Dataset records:
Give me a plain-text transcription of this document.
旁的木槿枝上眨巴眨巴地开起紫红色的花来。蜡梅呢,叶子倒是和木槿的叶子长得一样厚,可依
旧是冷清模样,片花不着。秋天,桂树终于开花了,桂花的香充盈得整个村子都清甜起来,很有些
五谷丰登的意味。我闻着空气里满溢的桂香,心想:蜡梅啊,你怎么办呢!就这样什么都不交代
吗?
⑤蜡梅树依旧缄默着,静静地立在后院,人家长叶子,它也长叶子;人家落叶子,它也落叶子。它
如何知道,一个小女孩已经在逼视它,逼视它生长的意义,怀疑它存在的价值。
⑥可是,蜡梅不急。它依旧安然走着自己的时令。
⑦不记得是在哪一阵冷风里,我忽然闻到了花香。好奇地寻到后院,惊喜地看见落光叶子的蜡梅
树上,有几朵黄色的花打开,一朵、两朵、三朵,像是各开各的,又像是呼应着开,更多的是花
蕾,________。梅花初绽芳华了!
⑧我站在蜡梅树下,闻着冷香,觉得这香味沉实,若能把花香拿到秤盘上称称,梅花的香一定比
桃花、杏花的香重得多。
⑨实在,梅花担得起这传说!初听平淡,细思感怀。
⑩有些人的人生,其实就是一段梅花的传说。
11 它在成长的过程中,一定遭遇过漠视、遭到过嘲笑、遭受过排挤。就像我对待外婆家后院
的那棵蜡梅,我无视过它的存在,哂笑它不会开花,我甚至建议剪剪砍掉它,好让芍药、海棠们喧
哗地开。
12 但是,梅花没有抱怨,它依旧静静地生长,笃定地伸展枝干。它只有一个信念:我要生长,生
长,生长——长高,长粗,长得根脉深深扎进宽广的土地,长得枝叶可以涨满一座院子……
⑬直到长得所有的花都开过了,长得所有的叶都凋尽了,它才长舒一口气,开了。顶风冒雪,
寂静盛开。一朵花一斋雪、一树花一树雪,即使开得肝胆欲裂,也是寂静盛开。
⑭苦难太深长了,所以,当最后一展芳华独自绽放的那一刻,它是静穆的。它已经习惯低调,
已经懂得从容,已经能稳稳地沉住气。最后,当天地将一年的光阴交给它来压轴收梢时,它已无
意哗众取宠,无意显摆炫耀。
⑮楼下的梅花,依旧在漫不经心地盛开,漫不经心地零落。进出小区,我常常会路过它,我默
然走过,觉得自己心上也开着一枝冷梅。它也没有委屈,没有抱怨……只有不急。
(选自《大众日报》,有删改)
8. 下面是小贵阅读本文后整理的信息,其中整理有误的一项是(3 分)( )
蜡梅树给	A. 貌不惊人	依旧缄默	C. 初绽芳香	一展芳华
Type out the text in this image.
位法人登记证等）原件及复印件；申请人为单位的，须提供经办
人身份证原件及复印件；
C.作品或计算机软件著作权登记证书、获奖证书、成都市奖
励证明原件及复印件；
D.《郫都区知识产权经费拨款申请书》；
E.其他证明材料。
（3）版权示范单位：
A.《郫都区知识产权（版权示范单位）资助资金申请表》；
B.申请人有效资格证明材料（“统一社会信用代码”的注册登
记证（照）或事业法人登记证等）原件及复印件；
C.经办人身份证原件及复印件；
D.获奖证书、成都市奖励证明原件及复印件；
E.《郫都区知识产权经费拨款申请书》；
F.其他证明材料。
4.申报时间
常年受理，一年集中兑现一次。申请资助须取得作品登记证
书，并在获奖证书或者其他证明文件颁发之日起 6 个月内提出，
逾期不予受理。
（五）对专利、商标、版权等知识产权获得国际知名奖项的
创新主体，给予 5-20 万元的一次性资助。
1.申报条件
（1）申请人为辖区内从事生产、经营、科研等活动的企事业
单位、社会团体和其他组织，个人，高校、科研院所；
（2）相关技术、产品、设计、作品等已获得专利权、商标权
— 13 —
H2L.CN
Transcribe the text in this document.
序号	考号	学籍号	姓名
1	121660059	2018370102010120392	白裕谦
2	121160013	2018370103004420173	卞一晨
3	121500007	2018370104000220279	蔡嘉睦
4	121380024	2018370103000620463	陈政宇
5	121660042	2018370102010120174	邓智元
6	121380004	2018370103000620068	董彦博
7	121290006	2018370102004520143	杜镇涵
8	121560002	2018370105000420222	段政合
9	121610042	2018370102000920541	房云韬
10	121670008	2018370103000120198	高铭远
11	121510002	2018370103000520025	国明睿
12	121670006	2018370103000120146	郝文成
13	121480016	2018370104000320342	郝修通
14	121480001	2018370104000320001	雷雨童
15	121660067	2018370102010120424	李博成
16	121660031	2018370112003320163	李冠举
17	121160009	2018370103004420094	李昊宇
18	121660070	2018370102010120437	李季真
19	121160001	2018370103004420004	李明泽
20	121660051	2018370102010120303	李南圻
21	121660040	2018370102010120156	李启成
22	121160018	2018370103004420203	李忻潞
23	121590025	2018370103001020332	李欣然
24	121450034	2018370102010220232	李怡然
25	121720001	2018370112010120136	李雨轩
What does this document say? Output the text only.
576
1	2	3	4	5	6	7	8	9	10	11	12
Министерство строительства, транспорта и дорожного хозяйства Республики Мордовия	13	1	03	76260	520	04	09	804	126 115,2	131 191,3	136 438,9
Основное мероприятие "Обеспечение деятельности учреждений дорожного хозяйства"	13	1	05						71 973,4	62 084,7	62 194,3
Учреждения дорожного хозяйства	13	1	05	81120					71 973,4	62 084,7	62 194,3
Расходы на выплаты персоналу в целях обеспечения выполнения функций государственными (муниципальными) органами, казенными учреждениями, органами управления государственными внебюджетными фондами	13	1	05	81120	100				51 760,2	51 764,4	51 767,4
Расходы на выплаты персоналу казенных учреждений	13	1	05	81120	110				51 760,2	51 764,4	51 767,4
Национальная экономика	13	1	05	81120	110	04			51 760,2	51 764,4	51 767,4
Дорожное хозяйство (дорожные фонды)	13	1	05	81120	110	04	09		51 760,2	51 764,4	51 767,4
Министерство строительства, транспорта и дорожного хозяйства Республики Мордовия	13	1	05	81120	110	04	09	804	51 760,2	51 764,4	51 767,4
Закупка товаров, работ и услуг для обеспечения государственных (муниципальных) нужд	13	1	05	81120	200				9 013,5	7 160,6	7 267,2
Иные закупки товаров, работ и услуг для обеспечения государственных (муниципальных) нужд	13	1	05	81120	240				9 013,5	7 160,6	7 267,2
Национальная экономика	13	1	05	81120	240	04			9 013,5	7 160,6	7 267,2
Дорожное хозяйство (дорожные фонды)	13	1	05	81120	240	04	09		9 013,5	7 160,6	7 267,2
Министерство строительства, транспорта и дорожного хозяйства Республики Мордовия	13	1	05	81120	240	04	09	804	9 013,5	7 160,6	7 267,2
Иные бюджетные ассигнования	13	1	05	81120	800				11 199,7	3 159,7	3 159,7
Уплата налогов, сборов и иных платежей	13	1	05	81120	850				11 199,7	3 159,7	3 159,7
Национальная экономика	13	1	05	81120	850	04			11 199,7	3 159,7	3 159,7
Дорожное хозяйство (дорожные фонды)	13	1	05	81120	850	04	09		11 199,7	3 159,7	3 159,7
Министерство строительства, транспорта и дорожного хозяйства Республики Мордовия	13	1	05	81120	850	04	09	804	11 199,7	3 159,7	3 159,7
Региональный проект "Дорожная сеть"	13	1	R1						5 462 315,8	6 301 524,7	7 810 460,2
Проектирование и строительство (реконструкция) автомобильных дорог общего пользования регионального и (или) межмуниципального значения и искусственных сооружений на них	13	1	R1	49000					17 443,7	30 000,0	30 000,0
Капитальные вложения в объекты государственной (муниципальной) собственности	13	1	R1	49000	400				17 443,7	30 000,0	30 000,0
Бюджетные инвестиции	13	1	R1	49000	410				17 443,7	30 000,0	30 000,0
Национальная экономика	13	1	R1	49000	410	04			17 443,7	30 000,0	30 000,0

GIVEN EXERCISE:
Show every line from the entries above in which "дорожные" appears.

OUTPUT FOR THIS TASK:
Дорожное хозяйство (дорожные фонды)	13	1	05	81120	110	04	09		51 760,2	51 764,4	51 767,4
Дорожное хозяйство (дорожные фонды)	13	1	05	81120	240	04	09		9 013,5	7 160,6	7 267,2
Дорожное хозяйство (дорожные фонды)	13	1	05	81120	850	04	09		11 199,7	3 159,7	3 159,7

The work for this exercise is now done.